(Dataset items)
-*-

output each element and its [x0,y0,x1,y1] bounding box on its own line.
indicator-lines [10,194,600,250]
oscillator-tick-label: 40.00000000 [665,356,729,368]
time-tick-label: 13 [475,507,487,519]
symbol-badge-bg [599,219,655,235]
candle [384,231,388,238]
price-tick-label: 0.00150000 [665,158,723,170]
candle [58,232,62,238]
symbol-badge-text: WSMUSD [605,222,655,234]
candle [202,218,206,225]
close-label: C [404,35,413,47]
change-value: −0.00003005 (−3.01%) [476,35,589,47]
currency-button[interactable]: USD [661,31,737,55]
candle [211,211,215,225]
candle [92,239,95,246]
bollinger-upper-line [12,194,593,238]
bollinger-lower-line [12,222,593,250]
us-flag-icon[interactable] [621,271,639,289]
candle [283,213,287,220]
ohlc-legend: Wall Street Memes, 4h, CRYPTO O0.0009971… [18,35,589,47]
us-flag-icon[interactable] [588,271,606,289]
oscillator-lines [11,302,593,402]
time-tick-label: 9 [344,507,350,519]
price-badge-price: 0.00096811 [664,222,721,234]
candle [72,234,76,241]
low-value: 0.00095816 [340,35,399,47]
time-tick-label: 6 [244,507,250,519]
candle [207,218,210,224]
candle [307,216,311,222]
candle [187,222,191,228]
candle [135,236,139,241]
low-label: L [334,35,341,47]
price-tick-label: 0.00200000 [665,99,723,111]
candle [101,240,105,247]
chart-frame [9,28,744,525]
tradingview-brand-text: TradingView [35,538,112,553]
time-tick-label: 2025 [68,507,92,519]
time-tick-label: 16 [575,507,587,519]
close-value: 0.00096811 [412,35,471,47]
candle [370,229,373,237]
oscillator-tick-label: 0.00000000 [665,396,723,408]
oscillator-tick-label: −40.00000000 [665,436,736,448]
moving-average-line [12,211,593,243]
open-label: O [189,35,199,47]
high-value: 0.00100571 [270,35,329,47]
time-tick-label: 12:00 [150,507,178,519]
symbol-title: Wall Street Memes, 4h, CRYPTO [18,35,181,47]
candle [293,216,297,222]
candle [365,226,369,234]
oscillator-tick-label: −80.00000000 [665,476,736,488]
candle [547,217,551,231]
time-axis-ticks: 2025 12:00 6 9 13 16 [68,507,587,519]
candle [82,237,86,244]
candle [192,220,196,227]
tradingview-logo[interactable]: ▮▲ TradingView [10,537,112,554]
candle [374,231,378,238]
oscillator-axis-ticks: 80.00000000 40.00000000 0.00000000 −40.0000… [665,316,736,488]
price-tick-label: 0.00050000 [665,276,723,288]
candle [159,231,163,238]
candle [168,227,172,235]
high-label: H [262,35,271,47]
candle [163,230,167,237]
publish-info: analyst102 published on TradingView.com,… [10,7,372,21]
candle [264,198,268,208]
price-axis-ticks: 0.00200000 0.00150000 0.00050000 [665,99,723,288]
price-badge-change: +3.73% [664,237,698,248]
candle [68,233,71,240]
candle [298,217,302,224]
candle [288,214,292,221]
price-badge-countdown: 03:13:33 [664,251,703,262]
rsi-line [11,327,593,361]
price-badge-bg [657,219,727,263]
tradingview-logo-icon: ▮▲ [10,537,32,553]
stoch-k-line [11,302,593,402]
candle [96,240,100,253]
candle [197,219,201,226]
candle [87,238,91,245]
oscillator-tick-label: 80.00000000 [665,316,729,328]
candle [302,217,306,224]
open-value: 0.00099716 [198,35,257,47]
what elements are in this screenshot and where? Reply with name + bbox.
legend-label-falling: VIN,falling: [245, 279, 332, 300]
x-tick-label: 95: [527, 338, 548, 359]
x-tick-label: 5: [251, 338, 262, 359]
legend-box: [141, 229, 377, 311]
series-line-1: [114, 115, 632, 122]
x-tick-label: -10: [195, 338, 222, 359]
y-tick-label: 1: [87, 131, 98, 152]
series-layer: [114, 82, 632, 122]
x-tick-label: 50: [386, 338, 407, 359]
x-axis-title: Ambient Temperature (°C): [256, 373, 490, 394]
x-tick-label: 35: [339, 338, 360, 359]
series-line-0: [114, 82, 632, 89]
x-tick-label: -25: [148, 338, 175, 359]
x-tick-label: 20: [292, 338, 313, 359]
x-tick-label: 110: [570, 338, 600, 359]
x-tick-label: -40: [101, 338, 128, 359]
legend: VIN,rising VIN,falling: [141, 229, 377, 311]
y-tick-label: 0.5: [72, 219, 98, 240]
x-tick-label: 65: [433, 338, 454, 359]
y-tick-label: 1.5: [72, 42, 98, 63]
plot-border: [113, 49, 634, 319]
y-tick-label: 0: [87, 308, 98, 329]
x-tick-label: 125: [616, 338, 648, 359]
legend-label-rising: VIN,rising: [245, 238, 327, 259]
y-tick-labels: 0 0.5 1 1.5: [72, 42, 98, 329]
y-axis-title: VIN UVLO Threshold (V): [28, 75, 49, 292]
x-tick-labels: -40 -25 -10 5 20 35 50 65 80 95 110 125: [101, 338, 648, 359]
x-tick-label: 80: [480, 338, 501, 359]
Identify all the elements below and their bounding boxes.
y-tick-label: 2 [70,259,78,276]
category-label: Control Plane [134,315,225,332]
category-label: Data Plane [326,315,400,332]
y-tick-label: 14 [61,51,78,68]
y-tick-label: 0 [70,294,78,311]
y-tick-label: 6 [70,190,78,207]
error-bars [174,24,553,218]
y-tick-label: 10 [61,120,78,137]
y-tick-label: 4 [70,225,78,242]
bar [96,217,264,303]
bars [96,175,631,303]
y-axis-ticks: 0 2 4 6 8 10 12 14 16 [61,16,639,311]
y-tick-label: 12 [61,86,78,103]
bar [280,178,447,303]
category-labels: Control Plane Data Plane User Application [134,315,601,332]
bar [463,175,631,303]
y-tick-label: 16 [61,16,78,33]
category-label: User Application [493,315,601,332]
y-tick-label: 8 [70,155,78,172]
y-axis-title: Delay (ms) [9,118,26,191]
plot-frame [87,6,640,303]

-*-

» **Given request**
Find every line in the items above that contains the string "bollinger", treating uppercase and lowercase letters as different, and copy each of those lines.

» **Response to the exercise**
bollinger-upper-line [12,194,593,238]
bollinger-lower-line [12,222,593,250]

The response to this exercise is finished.